* _INSTRUCTIONS TO FOLLOW_
Without skipping anything, write out each record below exactly.

##### RECORD SET #####

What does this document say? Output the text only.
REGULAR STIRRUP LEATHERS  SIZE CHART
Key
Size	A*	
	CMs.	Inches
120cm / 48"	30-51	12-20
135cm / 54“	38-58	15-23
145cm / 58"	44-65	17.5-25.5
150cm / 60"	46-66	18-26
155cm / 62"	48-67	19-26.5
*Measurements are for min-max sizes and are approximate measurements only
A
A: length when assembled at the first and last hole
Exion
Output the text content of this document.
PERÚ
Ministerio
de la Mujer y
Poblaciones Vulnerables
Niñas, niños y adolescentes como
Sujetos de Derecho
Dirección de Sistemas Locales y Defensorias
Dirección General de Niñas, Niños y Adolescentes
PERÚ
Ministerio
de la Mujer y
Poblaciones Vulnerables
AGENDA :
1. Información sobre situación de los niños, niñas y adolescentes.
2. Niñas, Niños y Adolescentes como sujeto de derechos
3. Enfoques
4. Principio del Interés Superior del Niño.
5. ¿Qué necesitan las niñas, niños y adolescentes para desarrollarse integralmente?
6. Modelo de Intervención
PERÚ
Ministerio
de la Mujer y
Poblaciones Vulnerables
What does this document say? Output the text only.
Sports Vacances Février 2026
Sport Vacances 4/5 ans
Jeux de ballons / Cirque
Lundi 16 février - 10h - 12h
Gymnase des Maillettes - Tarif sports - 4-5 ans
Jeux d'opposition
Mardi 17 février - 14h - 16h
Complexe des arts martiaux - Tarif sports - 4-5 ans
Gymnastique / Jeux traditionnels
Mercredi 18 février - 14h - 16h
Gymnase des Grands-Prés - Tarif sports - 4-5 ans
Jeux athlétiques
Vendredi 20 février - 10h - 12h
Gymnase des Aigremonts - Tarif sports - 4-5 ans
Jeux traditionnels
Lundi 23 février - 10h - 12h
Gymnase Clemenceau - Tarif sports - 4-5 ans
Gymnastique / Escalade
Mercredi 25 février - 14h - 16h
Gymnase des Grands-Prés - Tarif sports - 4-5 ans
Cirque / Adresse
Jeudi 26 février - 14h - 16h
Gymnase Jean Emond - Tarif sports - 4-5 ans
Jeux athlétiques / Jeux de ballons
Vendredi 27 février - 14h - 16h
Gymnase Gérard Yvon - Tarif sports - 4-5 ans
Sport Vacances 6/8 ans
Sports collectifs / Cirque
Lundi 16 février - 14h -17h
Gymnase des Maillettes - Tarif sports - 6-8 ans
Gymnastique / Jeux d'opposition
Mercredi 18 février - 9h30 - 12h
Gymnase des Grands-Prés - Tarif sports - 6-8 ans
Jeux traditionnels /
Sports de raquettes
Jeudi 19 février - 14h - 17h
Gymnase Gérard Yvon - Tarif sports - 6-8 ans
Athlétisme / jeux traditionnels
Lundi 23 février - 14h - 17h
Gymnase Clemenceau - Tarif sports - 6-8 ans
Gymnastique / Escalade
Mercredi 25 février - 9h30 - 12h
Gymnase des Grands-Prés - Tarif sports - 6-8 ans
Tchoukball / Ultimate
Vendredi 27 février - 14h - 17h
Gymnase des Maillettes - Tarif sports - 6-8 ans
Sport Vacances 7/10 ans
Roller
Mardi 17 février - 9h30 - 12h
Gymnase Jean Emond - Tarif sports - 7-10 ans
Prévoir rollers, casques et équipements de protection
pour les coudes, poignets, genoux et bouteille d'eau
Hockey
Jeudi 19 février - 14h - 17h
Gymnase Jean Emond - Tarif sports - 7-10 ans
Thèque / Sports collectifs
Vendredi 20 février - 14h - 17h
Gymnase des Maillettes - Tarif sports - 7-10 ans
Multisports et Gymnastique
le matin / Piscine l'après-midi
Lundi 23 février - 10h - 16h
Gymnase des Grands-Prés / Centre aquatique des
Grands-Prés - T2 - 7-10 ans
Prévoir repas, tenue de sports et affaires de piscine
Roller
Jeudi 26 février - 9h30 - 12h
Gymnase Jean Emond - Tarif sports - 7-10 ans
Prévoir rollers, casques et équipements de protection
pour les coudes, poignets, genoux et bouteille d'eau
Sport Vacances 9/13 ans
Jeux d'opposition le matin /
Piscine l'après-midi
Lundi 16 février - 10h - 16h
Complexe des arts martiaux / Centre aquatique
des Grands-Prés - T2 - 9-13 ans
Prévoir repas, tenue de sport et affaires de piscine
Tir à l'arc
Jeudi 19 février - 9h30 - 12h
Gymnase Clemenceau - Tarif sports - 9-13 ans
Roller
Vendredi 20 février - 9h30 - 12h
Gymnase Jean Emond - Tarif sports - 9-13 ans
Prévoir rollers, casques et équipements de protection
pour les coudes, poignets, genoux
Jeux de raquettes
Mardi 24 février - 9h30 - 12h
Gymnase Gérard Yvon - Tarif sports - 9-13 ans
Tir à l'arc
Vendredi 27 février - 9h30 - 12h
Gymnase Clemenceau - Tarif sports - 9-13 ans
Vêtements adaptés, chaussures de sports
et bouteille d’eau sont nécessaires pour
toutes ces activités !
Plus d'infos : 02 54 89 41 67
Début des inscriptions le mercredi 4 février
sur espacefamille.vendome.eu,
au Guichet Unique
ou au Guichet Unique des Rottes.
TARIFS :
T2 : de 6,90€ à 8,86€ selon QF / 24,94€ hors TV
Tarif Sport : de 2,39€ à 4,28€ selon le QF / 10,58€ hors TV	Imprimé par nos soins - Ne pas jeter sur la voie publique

#####

* _RESPONSE FOR THIS EXERCISE_
What does this document say? Output the text only.
REGULAR STIRRUP LEATHERS  SIZE CHART
Key
Size	A*	
	CMs.	Inches
120cm / 48"	30-51	12-20
135cm / 54“	38-58	15-23
145cm / 58"	44-65	17.5-25.5
150cm / 60"	46-66	18-26
155cm / 62"	48-67	19-26.5
*Measurements are for min-max sizes and are approximate measurements only
A
A: length when assembled at the first and last hole
Exion
Output the text content of this document.
PERÚ
Ministerio
de la Mujer y
Poblaciones Vulnerables
Niñas, niños y adolescentes como
Sujetos de Derecho
Dirección de Sistemas Locales y Defensorias
Dirección General de Niñas, Niños y Adolescentes
PERÚ
Ministerio
de la Mujer y
Poblaciones Vulnerables
AGENDA :
1. Información sobre situación de los niños, niñas y adolescentes.
2. Niñas, Niños y Adolescentes como sujeto de derechos
3. Enfoques
4. Principio del Interés Superior del Niño.
5. ¿Qué necesitan las niñas, niños y adolescentes para desarrollarse integralmente?
6. Modelo de Intervención
PERÚ
Ministerio
de la Mujer y
Poblaciones Vulnerables
What does this document say? Output the text only.
Sports Vacances Février 2026
Sport Vacances 4/5 ans
Jeux de ballons / Cirque
Lundi 16 février - 10h - 12h
Gymnase des Maillettes - Tarif sports - 4-5 ans
Jeux d'opposition
Mardi 17 février - 14h - 16h
Complexe des arts martiaux - Tarif sports - 4-5 ans
Gymnastique / Jeux traditionnels
Mercredi 18 février - 14h - 16h
Gymnase des Grands-Prés - Tarif sports - 4-5 ans
Jeux athlétiques
Vendredi 20 février - 10h - 12h
Gymnase des Aigremonts - Tarif sports - 4-5 ans
Jeux traditionnels
Lundi 23 février - 10h - 12h
Gymnase Clemenceau - Tarif sports - 4-5 ans
Gymnastique / Escalade
Mercredi 25 février - 14h - 16h
Gymnase des Grands-Prés - Tarif sports - 4-5 ans
Cirque / Adresse
Jeudi 26 février - 14h - 16h
Gymnase Jean Emond - Tarif sports - 4-5 ans
Jeux athlétiques / Jeux de ballons
Vendredi 27 février - 14h - 16h
Gymnase Gérard Yvon - Tarif sports - 4-5 ans
Sport Vacances 6/8 ans
Sports collectifs / Cirque
Lundi 16 février - 14h -17h
Gymnase des Maillettes - Tarif sports - 6-8 ans
Gymnastique / Jeux d'opposition
Mercredi 18 février - 9h30 - 12h
Gymnase des Grands-Prés - Tarif sports - 6-8 ans
Jeux traditionnels /
Sports de raquettes
Jeudi 19 février - 14h - 17h
Gymnase Gérard Yvon - Tarif sports - 6-8 ans
Athlétisme / jeux traditionnels
Lundi 23 février - 14h - 17h
Gymnase Clemenceau - Tarif sports - 6-8 ans
Gymnastique / Escalade
Mercredi 25 février - 9h30 - 12h
Gymnase des Grands-Prés - Tarif sports - 6-8 ans
Tchoukball / Ultimate
Vendredi 27 février - 14h - 17h
Gymnase des Maillettes - Tarif sports - 6-8 ans
Sport Vacances 7/10 ans
Roller
Mardi 17 février - 9h30 - 12h
Gymnase Jean Emond - Tarif sports - 7-10 ans
Prévoir rollers, casques et équipements de protection
pour les coudes, poignets, genoux et bouteille d'eau
Hockey
Jeudi 19 février - 14h - 17h
Gymnase Jean Emond - Tarif sports - 7-10 ans
Thèque / Sports collectifs
Vendredi 20 février - 14h - 17h
Gymnase des Maillettes - Tarif sports - 7-10 ans
Multisports et Gymnastique
le matin / Piscine l'après-midi
Lundi 23 février - 10h - 16h
Gymnase des Grands-Prés / Centre aquatique des
Grands-Prés - T2 - 7-10 ans
Prévoir repas, tenue de sports et affaires de piscine
Roller
Jeudi 26 février - 9h30 - 12h
Gymnase Jean Emond - Tarif sports - 7-10 ans
Prévoir rollers, casques et équipements de protection
pour les coudes, poignets, genoux et bouteille d'eau
Sport Vacances 9/13 ans
Jeux d'opposition le matin /
Piscine l'après-midi
Lundi 16 février - 10h - 16h
Complexe des arts martiaux / Centre aquatique
des Grands-Prés - T2 - 9-13 ans
Prévoir repas, tenue de sport et affaires de piscine
Tir à l'arc
Jeudi 19 février - 9h30 - 12h
Gymnase Clemenceau - Tarif sports - 9-13 ans
Roller
Vendredi 20 février - 9h30 - 12h
Gymnase Jean Emond - Tarif sports - 9-13 ans
Prévoir rollers, casques et équipements de protection
pour les coudes, poignets, genoux
Jeux de raquettes
Mardi 24 février - 9h30 - 12h
Gymnase Gérard Yvon - Tarif sports - 9-13 ans
Tir à l'arc
Vendredi 27 février - 9h30 - 12h
Gymnase Clemenceau - Tarif sports - 9-13 ans
Vêtements adaptés, chaussures de sports
et bouteille d’eau sont nécessaires pour
toutes ces activités !
Plus d'infos : 02 54 89 41 67
Début des inscriptions le mercredi 4 février
sur espacefamille.vendome.eu,
au Guichet Unique
ou au Guichet Unique des Rottes.
TARIFS :
T2 : de 6,90€ à 8,86€ selon QF / 24,94€ hors TV
Tarif Sport : de 2,39€ à 4,28€ selon le QF / 10,58€ hors TV	Imprimé par nos soins - Ne pas jeter sur la voie publique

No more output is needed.